Look through the data below and return each line where "ΠΡΟΓΡΑΜΜΑ" appears.

-=-=-

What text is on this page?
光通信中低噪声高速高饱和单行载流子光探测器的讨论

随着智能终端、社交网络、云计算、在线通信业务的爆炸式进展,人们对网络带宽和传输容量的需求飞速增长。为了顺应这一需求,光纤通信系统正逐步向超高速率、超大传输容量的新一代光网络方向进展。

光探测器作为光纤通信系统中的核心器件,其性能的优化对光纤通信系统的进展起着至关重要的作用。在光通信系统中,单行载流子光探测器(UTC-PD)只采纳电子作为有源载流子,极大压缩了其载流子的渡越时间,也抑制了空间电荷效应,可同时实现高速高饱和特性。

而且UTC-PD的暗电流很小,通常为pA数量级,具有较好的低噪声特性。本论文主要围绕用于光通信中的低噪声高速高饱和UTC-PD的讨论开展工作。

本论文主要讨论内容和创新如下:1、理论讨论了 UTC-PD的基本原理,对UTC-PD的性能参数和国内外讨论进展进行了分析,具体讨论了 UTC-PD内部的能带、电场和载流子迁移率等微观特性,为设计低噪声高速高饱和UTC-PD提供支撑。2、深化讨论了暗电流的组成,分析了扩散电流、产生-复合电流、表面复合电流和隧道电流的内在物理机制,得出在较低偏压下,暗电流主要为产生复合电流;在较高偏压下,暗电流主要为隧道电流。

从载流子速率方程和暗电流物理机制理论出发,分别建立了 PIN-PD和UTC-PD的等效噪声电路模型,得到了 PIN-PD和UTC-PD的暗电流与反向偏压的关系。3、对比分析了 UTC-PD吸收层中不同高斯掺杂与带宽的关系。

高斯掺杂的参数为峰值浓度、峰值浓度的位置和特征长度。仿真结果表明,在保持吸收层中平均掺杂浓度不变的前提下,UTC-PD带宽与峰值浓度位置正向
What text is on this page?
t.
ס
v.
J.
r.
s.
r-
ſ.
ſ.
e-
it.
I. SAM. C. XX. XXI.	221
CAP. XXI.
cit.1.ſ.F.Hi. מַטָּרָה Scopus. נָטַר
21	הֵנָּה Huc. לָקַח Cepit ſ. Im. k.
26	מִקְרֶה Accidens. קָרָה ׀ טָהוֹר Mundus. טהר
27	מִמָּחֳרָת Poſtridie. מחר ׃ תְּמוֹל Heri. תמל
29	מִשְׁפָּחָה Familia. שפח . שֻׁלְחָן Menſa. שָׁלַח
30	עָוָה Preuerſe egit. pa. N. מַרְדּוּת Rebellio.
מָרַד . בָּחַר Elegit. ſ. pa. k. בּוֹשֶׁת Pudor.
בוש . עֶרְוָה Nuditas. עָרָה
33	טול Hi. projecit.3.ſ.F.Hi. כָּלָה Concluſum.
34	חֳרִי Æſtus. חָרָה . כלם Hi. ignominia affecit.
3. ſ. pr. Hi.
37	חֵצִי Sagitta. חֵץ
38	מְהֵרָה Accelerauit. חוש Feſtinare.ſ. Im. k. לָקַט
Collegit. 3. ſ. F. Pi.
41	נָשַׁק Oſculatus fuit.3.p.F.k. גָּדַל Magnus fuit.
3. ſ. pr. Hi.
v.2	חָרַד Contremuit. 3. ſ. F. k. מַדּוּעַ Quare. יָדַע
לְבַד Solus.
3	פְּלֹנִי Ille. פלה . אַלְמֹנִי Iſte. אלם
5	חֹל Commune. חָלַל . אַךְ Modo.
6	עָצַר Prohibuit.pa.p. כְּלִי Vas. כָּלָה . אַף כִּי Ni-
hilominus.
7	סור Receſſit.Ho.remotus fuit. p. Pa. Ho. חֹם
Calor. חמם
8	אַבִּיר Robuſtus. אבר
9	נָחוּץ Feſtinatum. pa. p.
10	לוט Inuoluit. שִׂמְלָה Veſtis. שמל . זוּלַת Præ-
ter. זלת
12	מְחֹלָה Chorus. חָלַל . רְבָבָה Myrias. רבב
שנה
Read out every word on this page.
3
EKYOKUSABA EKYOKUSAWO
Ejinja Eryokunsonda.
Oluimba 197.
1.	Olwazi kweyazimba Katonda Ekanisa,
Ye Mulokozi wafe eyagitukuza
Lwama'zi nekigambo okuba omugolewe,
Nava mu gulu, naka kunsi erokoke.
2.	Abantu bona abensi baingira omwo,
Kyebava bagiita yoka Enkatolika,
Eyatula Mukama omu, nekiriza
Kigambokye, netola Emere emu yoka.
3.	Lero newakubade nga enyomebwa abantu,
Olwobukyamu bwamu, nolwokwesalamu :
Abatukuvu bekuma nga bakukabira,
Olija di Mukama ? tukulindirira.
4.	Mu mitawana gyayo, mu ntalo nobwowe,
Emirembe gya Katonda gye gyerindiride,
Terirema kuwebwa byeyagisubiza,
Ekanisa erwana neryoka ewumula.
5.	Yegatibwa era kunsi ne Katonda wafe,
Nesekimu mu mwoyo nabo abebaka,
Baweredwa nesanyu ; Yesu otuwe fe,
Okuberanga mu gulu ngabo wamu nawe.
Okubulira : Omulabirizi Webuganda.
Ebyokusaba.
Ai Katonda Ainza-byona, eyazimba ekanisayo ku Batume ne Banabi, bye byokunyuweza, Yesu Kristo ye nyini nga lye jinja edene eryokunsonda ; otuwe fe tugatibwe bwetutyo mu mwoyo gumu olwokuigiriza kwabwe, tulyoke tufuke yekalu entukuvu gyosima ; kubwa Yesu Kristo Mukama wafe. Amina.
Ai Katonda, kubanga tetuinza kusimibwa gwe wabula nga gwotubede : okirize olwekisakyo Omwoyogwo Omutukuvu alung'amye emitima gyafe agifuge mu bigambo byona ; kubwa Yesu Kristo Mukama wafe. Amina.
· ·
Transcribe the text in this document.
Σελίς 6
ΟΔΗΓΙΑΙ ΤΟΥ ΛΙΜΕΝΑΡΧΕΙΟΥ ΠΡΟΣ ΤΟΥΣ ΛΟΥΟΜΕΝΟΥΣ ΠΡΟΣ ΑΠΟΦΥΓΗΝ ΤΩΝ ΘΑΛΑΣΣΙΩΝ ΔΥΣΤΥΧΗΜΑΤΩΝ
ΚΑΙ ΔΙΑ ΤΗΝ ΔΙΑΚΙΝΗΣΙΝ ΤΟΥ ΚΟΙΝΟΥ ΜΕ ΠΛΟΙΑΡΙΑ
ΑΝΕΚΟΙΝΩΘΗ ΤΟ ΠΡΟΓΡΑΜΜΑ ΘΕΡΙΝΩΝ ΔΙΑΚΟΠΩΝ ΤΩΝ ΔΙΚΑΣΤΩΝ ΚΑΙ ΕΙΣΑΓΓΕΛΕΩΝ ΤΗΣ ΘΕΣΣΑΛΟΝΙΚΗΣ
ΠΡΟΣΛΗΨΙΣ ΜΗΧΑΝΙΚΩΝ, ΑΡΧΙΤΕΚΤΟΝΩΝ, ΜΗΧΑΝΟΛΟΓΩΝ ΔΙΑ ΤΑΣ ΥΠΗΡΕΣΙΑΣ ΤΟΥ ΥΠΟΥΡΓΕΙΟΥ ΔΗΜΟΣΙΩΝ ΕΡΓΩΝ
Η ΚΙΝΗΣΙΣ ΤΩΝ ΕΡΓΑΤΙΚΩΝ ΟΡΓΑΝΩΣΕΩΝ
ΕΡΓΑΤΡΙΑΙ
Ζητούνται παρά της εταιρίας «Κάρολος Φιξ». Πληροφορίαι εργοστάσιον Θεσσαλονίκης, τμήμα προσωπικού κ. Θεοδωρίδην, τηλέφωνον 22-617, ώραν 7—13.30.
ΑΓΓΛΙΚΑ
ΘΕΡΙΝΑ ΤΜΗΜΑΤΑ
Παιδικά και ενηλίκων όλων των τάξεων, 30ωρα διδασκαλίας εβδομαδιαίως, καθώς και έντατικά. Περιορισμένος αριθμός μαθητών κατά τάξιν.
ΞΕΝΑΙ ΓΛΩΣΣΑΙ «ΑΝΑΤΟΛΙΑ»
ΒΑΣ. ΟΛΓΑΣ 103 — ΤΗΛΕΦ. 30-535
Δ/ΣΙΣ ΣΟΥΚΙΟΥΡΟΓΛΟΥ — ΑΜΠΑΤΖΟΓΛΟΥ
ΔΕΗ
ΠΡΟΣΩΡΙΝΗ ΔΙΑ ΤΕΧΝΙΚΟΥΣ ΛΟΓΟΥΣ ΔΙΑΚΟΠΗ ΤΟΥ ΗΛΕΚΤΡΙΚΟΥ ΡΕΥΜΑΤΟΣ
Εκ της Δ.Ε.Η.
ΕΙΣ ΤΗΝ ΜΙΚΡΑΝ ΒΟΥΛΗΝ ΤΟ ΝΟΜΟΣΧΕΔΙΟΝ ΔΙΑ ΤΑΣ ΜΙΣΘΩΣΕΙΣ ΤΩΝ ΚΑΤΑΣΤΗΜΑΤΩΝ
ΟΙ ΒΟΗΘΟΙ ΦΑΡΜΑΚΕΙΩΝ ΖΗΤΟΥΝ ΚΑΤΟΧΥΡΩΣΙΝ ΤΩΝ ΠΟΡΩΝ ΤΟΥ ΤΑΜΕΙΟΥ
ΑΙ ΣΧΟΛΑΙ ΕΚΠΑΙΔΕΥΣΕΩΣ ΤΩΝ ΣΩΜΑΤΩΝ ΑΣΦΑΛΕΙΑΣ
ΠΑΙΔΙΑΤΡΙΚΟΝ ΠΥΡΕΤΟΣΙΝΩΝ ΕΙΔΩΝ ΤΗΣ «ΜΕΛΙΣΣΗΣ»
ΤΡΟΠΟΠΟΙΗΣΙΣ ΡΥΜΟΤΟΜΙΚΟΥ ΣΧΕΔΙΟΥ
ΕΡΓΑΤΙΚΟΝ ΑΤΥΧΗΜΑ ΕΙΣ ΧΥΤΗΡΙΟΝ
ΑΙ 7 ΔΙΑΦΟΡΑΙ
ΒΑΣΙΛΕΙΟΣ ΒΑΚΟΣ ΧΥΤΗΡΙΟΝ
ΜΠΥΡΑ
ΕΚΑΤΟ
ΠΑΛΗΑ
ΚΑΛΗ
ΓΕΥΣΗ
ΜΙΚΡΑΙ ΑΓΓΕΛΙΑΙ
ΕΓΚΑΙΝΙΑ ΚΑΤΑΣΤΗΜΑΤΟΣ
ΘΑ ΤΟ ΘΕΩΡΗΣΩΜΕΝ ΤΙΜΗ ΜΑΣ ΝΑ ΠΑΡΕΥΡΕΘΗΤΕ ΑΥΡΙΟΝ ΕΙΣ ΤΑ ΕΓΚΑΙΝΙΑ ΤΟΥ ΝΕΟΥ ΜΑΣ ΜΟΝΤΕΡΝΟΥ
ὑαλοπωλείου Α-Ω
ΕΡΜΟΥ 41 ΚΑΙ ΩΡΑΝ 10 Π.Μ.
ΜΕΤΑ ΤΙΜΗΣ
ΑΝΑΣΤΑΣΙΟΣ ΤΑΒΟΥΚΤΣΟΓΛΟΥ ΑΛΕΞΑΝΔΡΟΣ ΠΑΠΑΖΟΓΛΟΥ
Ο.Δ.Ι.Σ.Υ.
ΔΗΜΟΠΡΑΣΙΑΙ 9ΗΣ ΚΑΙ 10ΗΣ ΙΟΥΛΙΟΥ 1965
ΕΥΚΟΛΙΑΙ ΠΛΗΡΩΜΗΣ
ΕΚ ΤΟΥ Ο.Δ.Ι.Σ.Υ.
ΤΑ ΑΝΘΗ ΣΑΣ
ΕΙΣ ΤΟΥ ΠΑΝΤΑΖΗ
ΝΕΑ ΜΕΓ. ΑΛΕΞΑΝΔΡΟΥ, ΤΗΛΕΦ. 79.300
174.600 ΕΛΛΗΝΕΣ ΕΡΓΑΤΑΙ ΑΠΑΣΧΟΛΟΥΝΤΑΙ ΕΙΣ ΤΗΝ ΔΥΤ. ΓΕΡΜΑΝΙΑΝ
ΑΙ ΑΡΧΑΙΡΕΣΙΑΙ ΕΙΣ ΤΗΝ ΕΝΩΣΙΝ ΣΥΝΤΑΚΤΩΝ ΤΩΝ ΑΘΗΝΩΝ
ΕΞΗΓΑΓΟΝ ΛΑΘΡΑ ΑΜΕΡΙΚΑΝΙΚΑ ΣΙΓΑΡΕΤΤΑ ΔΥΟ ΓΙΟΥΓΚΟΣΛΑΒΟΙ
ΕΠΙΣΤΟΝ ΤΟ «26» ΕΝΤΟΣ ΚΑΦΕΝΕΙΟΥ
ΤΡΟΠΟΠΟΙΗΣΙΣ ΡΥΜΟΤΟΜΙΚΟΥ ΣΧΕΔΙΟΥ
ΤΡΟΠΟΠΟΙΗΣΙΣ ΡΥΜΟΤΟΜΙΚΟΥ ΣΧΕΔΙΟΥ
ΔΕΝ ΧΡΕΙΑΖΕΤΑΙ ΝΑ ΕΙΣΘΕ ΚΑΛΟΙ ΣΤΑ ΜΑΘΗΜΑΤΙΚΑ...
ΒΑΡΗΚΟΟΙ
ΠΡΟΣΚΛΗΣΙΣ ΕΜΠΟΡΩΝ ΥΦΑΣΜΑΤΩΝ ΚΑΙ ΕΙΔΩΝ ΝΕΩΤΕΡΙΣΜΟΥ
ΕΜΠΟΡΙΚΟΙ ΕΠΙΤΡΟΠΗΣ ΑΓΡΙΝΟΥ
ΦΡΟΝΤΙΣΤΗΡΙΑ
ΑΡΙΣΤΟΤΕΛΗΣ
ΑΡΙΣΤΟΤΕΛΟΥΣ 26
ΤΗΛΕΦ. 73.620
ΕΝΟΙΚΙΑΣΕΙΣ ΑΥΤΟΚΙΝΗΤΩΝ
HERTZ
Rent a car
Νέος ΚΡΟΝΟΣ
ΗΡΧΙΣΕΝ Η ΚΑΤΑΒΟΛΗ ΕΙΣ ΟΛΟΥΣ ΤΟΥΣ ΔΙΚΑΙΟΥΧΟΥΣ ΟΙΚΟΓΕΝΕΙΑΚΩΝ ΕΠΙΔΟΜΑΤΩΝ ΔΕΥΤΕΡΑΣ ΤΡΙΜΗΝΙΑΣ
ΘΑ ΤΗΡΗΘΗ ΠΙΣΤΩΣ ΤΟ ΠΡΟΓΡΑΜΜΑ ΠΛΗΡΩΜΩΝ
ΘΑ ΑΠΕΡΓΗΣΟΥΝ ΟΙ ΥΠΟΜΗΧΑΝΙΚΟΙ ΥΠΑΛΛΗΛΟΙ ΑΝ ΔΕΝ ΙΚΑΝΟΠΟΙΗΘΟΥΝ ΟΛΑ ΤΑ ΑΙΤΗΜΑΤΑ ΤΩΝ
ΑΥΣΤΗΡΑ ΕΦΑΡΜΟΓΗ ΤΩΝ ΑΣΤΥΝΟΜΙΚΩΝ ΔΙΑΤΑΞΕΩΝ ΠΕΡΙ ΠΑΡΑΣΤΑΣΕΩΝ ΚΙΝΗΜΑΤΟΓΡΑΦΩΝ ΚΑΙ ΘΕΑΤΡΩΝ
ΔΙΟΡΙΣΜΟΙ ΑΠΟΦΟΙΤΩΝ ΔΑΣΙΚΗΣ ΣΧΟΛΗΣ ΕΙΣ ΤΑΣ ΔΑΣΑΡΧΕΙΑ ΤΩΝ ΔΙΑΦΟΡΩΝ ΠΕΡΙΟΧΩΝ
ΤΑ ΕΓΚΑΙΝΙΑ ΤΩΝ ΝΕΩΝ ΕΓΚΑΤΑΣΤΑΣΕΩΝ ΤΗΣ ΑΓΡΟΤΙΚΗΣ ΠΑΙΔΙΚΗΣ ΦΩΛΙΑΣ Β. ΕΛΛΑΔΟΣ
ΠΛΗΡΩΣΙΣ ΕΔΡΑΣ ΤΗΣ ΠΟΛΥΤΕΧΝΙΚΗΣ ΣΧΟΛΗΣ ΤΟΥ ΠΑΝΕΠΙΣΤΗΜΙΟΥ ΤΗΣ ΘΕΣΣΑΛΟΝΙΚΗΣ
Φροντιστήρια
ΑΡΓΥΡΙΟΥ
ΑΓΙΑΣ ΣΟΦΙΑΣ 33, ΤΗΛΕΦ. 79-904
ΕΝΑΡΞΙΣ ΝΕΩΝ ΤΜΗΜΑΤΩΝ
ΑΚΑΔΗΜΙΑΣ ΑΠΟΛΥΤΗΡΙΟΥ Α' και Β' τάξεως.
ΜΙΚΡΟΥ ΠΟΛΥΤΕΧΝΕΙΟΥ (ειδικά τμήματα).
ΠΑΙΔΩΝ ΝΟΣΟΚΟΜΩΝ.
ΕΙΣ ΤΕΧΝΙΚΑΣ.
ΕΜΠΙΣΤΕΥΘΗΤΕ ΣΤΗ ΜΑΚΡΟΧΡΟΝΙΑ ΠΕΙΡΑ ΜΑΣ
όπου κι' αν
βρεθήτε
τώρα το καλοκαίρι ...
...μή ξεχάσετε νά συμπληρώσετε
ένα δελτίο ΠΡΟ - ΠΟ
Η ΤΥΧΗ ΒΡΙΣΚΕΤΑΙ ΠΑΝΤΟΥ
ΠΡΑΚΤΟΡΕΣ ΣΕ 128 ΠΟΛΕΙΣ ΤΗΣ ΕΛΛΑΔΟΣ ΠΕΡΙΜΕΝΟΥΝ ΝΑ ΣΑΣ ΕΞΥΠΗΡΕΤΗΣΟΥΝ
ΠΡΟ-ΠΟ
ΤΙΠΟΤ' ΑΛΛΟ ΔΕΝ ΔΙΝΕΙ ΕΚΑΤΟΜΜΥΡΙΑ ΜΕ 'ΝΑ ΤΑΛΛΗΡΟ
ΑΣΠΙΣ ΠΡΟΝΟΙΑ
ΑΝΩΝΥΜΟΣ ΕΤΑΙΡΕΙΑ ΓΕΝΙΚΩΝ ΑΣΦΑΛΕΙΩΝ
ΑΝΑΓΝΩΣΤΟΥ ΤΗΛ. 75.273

-=-=-

### EXPECTED ANSWER
ΑΝΕΚΟΙΝΩΘΗ ΤΟ ΠΡΟΓΡΑΜΜΑ ΘΕΡΙΝΩΝ ΔΙΑΚΟΠΩΝ ΤΩΝ ΔΙΚΑΣΤΩΝ ΚΑΙ ΕΙΣΑΓΓΕΛΕΩΝ ΤΗΣ ΘΕΣΣΑΛΟΝΙΚΗΣ
ΘΑ ΤΗΡΗΘΗ ΠΙΣΤΩΣ ΤΟ ΠΡΟΓΡΑΜΜΑ ΠΛΗΡΩΜΩΝ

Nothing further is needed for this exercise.